**WHAT YOU SHOULD DO:** Single out the lines that include the word "arslan". Copy them.

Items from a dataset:
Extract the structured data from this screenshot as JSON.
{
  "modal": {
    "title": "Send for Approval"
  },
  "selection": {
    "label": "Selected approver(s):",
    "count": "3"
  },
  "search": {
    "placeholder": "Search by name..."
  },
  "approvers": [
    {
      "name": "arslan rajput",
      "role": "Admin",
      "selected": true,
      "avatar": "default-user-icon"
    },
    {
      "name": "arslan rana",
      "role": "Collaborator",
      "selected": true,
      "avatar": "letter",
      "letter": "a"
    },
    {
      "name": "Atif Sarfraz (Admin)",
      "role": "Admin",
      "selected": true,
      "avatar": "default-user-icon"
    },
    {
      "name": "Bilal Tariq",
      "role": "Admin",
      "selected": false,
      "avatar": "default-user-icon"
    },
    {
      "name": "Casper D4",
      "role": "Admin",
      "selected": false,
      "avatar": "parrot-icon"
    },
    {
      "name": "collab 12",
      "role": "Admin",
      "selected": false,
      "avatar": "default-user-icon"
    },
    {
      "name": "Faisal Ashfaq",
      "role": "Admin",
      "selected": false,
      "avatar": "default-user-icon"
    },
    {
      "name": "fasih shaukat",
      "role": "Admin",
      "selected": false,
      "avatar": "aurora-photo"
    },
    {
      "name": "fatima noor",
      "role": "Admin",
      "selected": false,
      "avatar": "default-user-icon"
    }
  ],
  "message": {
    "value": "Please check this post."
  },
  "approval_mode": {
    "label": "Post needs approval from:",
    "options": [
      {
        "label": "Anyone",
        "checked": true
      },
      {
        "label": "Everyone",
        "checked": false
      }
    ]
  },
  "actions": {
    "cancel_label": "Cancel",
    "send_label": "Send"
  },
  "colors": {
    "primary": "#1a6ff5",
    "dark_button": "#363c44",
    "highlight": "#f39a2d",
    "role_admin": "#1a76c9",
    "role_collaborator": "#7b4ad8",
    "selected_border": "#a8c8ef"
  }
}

**RIGHT ANSWER:**
      "name": "arslan rajput",
      "name": "arslan rana",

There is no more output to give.